■ **Material for this exercise**
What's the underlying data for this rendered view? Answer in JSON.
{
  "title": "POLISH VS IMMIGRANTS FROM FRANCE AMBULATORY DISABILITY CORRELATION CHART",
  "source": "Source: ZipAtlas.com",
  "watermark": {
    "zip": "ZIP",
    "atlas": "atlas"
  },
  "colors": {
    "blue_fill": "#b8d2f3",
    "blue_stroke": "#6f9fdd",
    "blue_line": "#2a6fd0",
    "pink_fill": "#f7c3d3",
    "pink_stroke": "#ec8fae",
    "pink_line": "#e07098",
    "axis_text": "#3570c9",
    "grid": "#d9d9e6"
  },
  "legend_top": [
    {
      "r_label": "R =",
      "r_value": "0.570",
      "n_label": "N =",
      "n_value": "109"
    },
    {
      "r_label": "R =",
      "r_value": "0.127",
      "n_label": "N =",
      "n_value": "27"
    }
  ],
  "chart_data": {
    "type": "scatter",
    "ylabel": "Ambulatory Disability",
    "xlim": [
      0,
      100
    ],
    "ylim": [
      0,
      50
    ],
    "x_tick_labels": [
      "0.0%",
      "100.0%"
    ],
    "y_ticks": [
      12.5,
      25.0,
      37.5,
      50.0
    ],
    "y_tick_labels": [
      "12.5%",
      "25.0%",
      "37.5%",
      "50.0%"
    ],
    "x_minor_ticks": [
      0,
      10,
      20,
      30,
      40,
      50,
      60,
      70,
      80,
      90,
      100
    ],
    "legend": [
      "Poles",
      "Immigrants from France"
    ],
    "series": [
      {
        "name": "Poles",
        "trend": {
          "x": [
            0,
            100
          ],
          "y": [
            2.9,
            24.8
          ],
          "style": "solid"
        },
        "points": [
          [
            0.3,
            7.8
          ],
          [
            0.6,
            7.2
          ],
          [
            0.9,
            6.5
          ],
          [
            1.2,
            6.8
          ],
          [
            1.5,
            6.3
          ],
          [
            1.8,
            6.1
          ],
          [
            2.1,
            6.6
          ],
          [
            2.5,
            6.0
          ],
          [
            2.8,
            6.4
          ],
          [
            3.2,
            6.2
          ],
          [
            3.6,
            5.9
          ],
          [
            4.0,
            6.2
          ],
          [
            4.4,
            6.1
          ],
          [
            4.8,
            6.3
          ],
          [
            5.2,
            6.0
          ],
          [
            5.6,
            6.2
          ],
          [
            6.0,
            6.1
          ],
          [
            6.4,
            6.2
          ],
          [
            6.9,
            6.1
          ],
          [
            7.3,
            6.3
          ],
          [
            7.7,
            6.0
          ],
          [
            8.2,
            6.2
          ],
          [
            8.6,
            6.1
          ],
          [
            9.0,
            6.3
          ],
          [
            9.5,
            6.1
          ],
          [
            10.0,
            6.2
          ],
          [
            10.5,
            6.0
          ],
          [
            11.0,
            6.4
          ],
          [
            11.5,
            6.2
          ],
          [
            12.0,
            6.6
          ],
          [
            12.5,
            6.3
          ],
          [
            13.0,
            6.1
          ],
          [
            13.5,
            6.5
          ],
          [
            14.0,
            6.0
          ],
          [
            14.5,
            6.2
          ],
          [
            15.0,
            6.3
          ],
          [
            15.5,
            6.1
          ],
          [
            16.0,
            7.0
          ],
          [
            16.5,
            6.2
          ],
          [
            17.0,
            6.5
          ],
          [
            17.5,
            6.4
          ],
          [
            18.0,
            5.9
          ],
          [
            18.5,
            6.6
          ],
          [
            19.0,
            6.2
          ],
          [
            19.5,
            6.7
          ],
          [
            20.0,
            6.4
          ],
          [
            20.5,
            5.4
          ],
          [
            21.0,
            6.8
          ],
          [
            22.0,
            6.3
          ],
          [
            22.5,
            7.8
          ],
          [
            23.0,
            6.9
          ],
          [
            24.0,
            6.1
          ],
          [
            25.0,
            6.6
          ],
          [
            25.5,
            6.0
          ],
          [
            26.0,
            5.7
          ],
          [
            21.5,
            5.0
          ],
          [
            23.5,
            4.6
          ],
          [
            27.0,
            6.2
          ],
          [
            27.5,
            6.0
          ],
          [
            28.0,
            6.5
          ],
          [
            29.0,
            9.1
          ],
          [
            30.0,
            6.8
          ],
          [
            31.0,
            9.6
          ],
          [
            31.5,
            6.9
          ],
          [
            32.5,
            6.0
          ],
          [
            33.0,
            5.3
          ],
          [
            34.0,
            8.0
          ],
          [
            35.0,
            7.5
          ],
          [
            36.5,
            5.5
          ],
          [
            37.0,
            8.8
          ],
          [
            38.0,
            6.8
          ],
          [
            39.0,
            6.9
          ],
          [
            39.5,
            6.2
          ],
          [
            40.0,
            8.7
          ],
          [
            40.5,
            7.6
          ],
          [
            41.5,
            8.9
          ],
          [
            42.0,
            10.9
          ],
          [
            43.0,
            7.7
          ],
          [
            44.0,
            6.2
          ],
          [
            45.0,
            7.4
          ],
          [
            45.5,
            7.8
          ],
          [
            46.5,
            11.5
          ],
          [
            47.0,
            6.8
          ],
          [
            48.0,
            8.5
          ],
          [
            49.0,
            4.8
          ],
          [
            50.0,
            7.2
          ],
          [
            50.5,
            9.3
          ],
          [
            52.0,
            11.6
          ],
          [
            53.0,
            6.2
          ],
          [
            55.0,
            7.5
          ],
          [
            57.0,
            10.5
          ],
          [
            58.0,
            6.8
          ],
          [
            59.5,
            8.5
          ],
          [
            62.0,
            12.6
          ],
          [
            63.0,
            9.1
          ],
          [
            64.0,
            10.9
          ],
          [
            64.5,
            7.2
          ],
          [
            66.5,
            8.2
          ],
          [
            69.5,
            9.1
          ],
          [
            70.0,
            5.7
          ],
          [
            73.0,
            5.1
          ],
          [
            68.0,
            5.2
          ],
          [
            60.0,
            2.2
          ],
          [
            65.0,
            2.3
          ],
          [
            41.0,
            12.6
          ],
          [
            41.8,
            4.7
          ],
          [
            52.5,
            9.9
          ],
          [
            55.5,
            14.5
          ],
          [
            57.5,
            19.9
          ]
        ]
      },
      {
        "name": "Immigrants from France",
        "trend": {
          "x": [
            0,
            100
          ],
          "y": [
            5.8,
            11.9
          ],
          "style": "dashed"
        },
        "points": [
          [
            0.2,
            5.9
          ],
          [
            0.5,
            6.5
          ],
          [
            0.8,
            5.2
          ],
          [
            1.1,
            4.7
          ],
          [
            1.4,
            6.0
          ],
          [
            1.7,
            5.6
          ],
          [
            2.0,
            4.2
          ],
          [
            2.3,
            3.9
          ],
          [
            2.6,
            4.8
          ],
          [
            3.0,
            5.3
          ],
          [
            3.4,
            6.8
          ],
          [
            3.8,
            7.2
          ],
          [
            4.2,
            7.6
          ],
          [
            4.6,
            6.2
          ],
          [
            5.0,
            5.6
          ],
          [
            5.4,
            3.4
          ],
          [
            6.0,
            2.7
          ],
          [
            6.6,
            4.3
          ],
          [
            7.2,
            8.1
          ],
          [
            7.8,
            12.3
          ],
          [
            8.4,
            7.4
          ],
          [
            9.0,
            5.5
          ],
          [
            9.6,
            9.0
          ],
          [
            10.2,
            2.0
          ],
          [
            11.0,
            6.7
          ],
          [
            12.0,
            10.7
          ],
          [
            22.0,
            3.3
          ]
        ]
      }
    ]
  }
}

■ **Exercise**
Track down the lines that include the word "name" and copy them.

■ **Output below**
        "name": "Poles",
        "name": "Immigrants from France",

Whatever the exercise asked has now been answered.